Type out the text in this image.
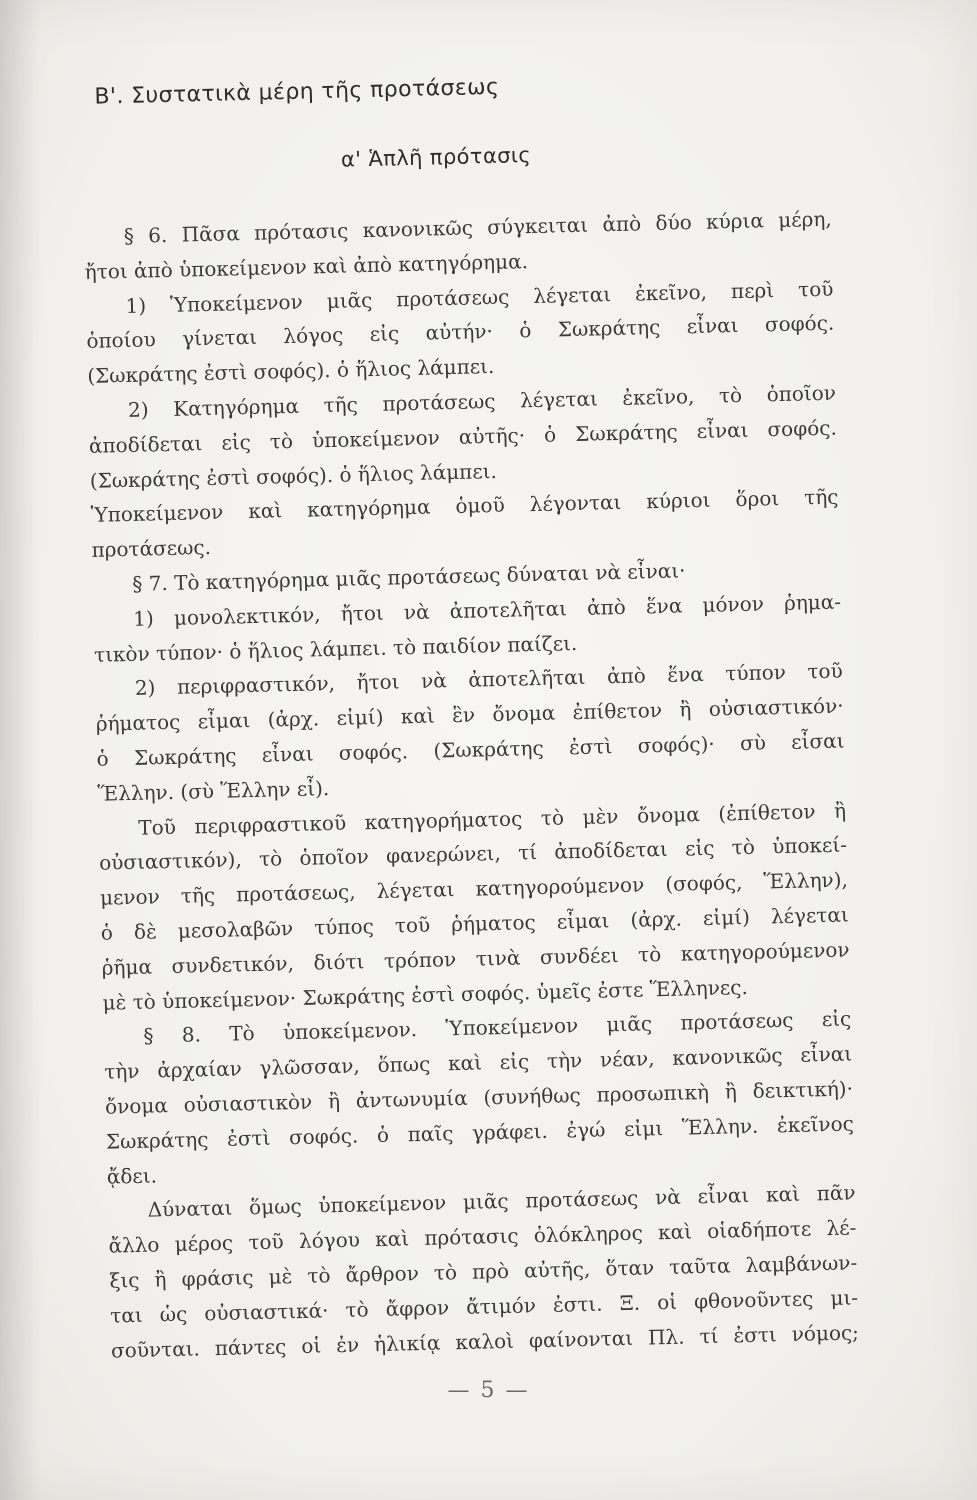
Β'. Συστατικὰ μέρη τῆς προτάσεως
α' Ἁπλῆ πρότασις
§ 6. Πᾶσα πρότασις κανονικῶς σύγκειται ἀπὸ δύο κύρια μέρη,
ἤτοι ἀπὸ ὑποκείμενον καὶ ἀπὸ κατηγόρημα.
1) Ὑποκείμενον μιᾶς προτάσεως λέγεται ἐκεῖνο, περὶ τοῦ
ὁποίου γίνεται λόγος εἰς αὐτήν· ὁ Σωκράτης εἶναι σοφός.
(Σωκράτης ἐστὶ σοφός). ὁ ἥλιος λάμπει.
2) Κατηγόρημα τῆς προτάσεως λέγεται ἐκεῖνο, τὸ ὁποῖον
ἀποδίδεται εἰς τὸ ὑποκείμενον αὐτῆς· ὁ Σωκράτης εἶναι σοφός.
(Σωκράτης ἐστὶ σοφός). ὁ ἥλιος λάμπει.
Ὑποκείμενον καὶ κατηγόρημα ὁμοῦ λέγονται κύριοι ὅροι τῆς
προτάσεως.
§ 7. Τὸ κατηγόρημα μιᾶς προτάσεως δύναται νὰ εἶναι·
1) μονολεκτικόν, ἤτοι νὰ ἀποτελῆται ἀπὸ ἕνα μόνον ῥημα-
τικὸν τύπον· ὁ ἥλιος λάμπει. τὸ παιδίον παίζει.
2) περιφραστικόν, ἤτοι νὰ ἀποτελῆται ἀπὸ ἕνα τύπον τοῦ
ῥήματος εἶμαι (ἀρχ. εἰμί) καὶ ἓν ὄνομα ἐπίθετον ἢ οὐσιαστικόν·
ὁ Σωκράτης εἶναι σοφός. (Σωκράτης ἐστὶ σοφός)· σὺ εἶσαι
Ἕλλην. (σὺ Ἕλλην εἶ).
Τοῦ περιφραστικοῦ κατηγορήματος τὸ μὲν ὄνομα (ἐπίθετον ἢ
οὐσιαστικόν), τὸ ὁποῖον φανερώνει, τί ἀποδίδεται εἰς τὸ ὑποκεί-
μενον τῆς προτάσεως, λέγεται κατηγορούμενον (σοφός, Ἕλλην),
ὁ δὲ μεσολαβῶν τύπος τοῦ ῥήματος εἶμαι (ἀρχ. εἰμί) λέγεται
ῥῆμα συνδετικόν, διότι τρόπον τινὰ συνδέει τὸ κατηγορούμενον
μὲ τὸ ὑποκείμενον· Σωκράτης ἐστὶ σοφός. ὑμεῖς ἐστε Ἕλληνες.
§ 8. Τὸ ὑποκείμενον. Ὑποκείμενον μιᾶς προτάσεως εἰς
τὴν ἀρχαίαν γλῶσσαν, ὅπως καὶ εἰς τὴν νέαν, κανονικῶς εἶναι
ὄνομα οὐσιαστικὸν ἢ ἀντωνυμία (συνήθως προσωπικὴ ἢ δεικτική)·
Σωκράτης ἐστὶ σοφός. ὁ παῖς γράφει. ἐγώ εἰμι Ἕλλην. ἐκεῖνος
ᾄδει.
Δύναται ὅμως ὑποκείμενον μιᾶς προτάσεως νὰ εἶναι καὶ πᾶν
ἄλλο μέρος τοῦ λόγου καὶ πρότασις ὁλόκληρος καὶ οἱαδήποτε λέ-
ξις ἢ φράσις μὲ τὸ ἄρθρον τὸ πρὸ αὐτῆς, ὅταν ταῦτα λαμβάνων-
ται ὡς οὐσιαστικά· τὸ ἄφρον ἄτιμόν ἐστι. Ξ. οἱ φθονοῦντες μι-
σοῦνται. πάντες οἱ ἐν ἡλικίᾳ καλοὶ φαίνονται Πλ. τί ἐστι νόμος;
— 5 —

:::

Out of the material above, select every line that holds the string "ἀποτελῆται".

### Result for this task
1) μονολεκτικόν, ἤτοι νὰ ἀποτελῆται ἀπὸ ἕνα μόνον ῥημα-
2) περιφραστικόν, ἤτοι νὰ ἀποτελῆται ἀπὸ ἕνα τύπον τοῦ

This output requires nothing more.